- **Directive**
Isolate every line in the data with the string "idea" and copy it.

** START OF The records **

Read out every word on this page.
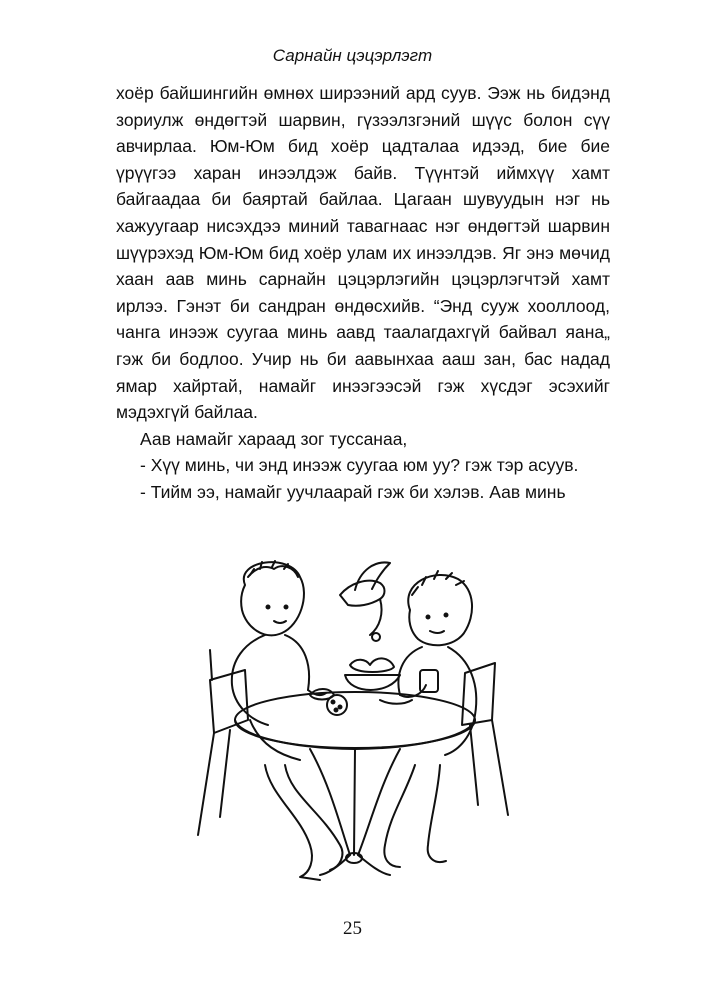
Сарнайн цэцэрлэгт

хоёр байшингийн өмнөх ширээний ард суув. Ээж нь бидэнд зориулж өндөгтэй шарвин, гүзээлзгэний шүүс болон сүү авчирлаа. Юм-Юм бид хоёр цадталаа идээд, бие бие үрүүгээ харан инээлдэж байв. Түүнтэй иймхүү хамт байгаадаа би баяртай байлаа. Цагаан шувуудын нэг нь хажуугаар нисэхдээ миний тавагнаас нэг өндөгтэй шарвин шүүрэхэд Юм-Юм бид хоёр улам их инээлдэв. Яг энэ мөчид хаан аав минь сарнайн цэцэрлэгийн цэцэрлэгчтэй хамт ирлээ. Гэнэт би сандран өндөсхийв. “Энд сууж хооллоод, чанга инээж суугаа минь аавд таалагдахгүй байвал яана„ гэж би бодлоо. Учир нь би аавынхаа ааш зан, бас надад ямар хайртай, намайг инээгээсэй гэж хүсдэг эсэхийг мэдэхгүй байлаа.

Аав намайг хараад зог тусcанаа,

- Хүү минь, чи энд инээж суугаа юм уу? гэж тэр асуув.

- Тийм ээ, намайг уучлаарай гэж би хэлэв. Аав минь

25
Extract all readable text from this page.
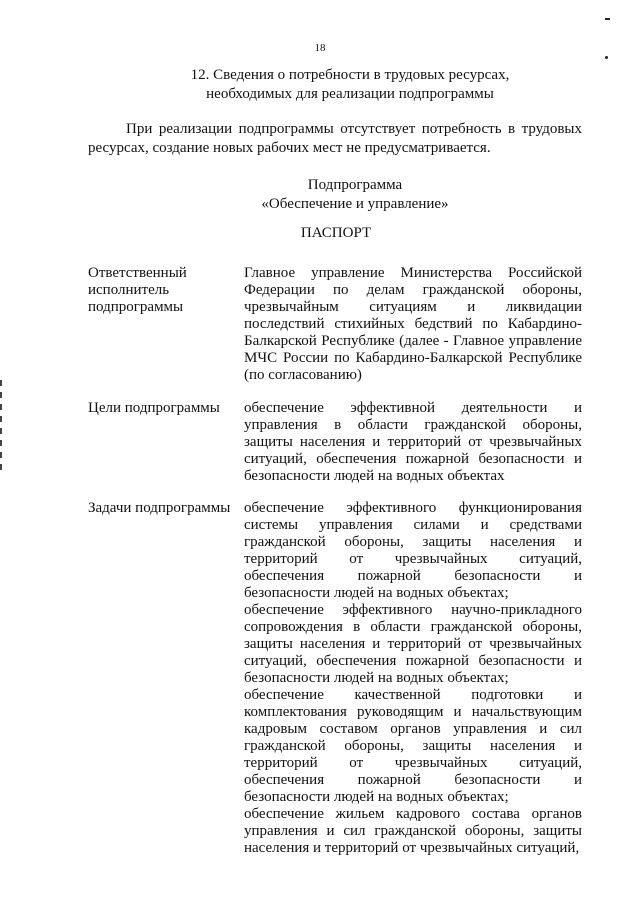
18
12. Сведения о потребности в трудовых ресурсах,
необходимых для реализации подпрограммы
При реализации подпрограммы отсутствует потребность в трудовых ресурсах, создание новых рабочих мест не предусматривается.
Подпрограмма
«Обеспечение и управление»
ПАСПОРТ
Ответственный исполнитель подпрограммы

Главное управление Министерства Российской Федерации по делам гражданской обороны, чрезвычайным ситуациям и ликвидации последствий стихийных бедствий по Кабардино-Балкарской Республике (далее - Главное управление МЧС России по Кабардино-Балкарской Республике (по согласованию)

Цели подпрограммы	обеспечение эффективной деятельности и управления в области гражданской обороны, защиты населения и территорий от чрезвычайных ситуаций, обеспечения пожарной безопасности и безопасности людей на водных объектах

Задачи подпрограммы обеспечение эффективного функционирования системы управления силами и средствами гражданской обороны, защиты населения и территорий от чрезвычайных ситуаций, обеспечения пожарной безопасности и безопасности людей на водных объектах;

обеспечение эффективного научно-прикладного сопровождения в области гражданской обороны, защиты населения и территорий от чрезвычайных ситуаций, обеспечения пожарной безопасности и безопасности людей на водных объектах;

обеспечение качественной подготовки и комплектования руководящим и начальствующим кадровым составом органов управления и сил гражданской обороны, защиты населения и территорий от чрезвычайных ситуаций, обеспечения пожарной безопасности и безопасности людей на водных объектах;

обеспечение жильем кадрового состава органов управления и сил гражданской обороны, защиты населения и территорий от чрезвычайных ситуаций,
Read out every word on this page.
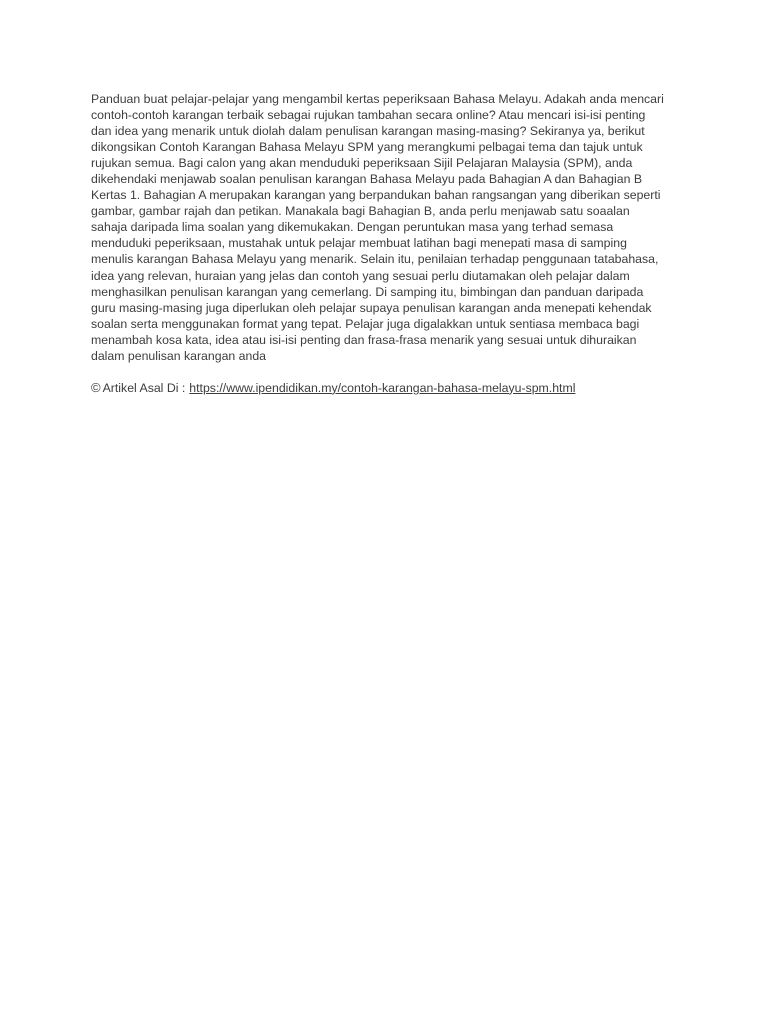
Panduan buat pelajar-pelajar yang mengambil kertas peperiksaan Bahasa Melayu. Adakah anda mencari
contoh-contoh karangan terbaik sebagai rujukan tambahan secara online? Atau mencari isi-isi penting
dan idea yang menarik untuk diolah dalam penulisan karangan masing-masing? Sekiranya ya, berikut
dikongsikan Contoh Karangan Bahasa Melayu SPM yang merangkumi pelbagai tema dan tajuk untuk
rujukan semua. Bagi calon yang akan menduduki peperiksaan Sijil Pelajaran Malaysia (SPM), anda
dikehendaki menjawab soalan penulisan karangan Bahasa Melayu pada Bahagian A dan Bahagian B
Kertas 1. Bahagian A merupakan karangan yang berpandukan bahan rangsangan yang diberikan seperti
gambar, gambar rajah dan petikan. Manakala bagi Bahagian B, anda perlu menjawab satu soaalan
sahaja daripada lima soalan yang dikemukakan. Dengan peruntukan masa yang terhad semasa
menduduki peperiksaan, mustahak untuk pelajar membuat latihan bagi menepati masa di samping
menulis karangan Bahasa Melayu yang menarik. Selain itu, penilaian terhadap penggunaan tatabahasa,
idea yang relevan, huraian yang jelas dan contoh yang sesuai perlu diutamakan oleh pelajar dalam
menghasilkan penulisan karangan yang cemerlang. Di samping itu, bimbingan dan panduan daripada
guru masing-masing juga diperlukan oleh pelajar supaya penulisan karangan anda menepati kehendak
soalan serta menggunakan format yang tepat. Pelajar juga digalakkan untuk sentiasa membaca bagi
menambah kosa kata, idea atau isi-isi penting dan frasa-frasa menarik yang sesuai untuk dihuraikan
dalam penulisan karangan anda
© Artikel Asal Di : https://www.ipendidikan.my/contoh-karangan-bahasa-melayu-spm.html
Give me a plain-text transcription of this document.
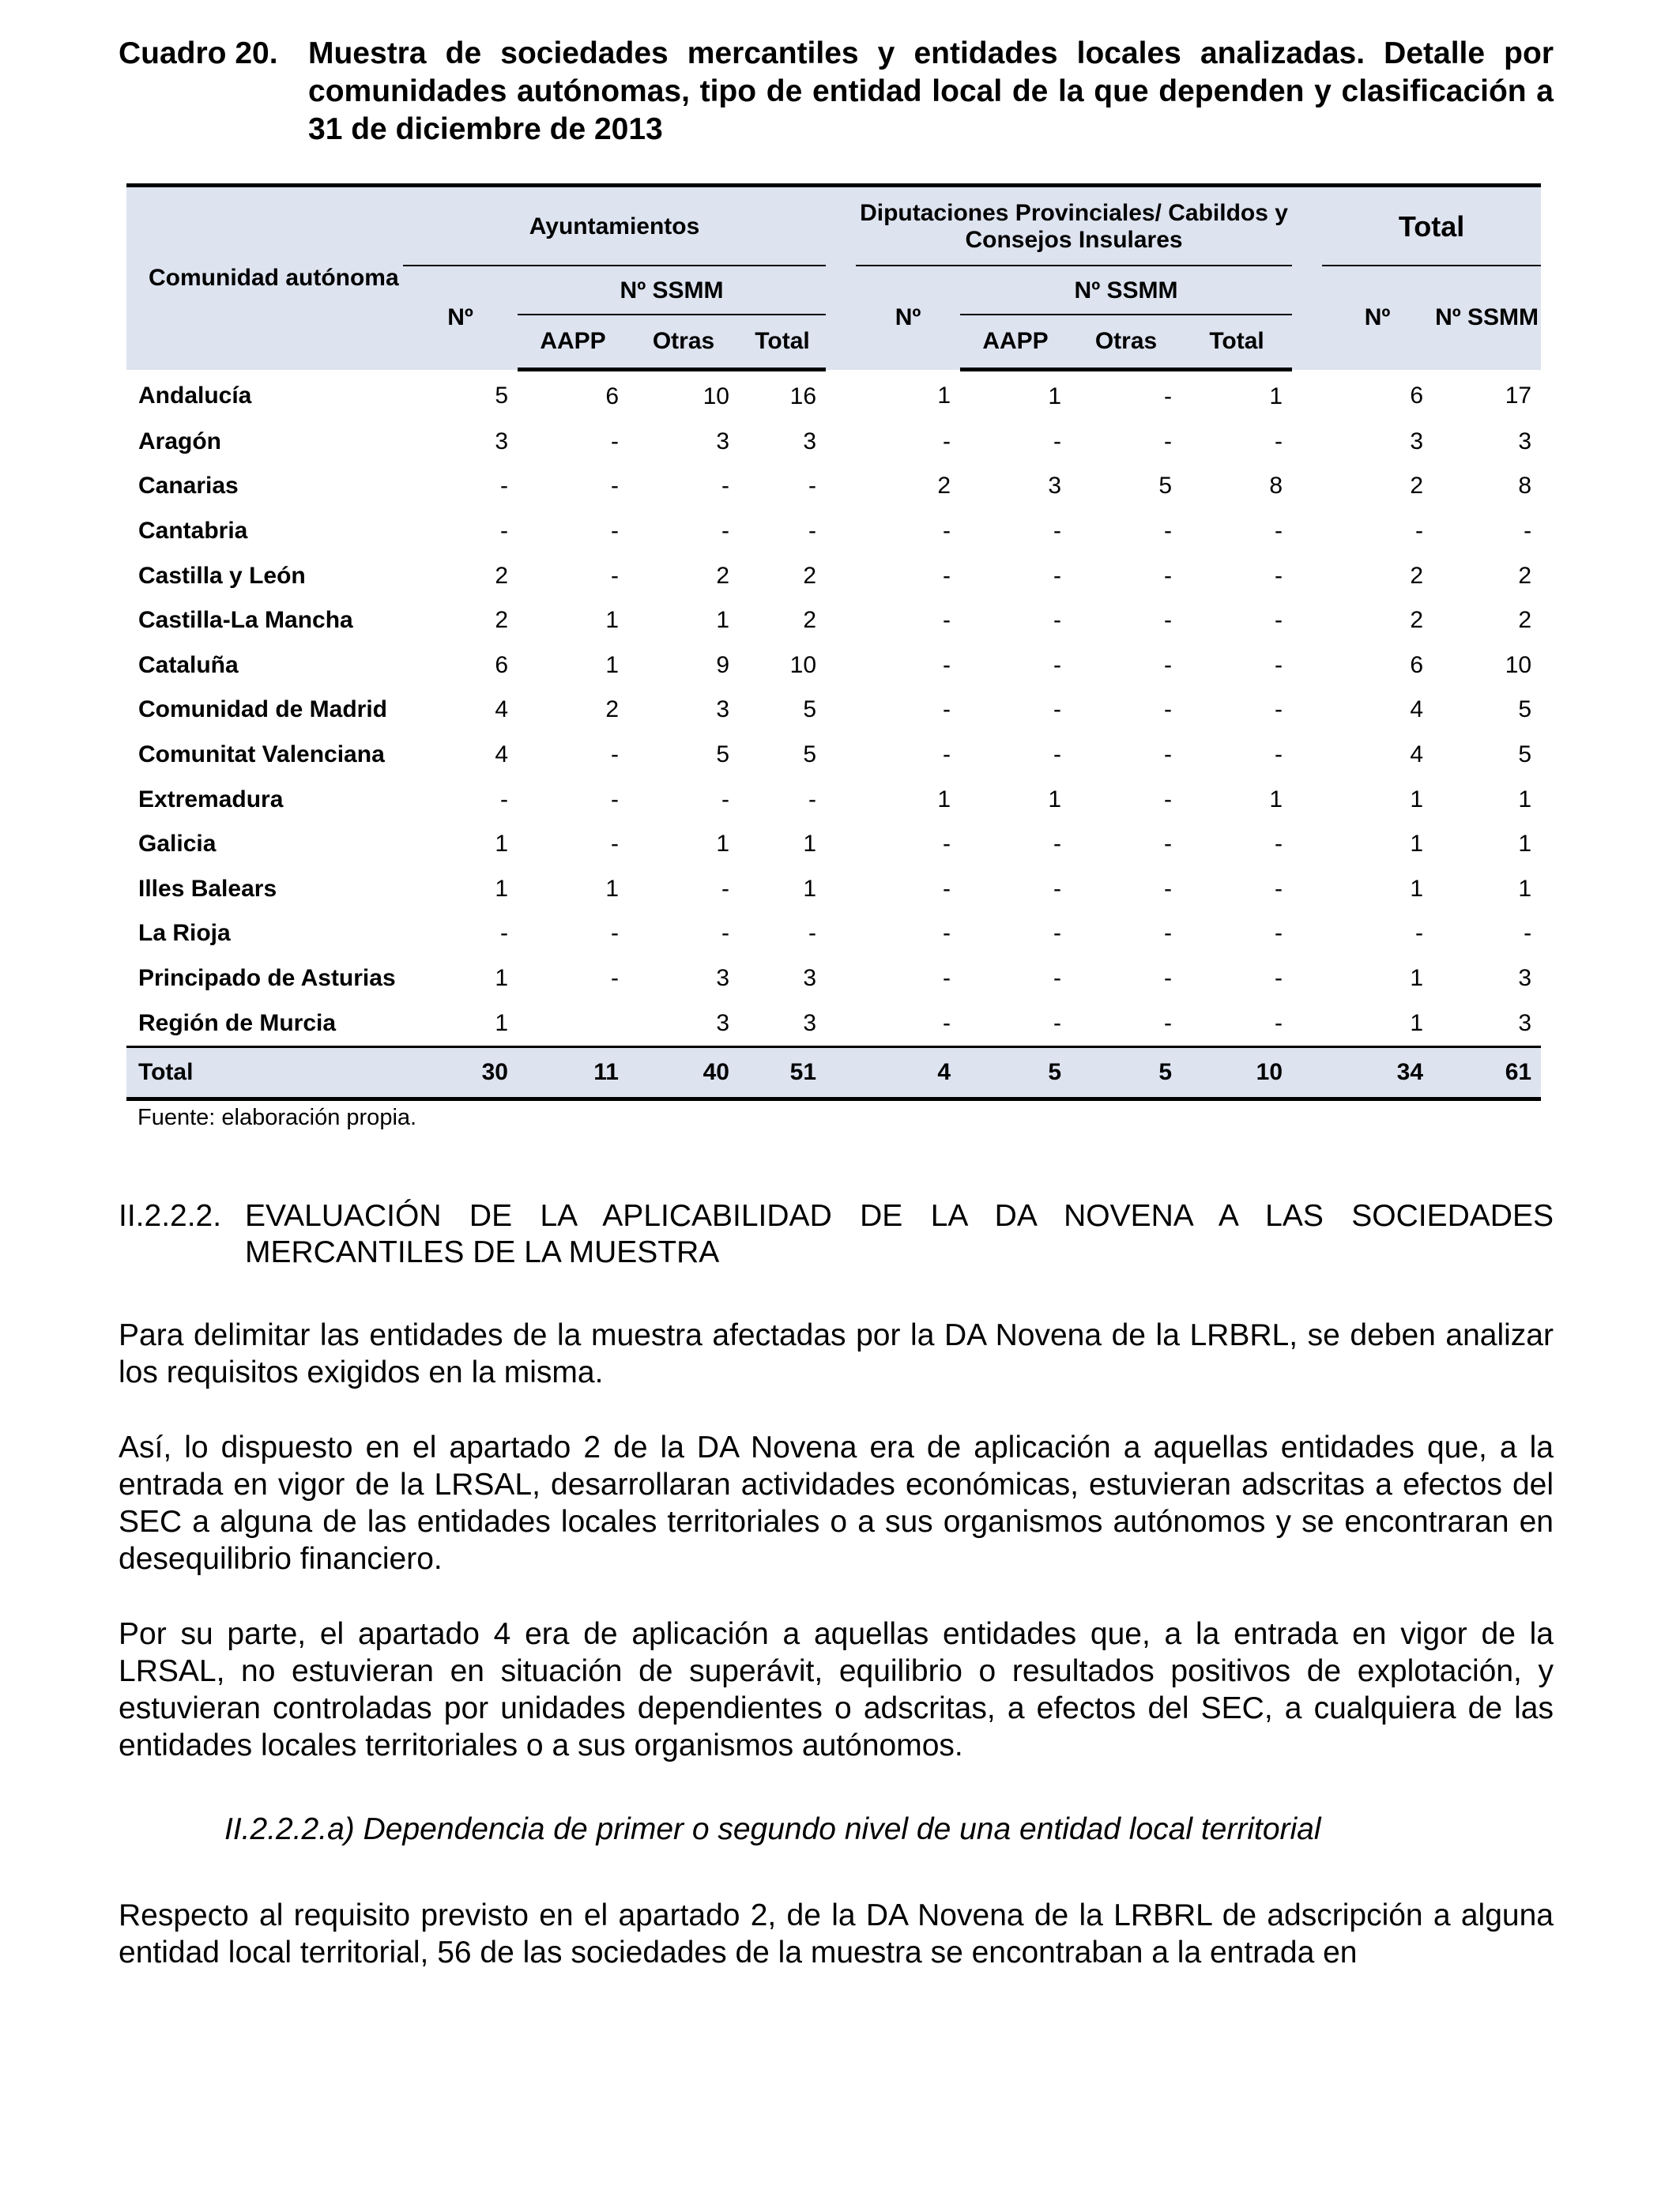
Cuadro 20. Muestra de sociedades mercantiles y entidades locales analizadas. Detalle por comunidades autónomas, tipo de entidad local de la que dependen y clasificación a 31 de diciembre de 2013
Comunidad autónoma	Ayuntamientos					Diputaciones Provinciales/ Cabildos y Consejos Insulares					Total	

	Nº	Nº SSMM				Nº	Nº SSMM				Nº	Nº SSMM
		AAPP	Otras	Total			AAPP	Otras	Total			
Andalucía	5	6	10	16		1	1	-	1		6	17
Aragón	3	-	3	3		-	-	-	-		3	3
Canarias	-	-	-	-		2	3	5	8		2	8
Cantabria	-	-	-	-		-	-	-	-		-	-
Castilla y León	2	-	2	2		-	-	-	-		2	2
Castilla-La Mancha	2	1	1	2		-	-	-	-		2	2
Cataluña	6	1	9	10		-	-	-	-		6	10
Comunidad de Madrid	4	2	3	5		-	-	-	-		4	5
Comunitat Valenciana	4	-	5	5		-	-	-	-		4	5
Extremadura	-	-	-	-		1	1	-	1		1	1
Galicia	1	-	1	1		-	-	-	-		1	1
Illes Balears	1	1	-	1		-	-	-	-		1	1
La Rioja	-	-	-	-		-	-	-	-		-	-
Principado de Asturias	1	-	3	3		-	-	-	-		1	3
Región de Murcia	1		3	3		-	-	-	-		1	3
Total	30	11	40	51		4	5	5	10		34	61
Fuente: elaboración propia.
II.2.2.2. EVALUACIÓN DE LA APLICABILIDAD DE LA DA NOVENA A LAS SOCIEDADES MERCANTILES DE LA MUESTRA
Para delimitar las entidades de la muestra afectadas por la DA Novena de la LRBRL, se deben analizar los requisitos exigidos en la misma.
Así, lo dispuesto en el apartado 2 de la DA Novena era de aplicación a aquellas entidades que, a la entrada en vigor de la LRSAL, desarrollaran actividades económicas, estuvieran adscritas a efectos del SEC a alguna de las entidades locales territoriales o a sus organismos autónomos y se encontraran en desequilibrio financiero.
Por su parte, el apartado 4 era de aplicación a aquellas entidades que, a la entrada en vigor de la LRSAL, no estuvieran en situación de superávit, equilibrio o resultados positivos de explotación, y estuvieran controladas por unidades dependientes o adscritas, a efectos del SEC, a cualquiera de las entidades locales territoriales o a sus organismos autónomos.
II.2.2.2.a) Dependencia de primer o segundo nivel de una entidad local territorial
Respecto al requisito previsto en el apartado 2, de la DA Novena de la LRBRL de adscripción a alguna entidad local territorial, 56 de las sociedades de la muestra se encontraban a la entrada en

** END OF The records **

- **Output for this exercise**
dan idea yang menarik untuk diolah dalam penulisan karangan masing-masing? Sekiranya ya, berikut
idea yang relevan, huraian yang jelas dan contoh yang sesuai perlu diutamakan oleh pelajar dalam
menambah kosa kata, idea atau isi-isi penting dan frasa-frasa menarik yang sesuai untuk dihuraikan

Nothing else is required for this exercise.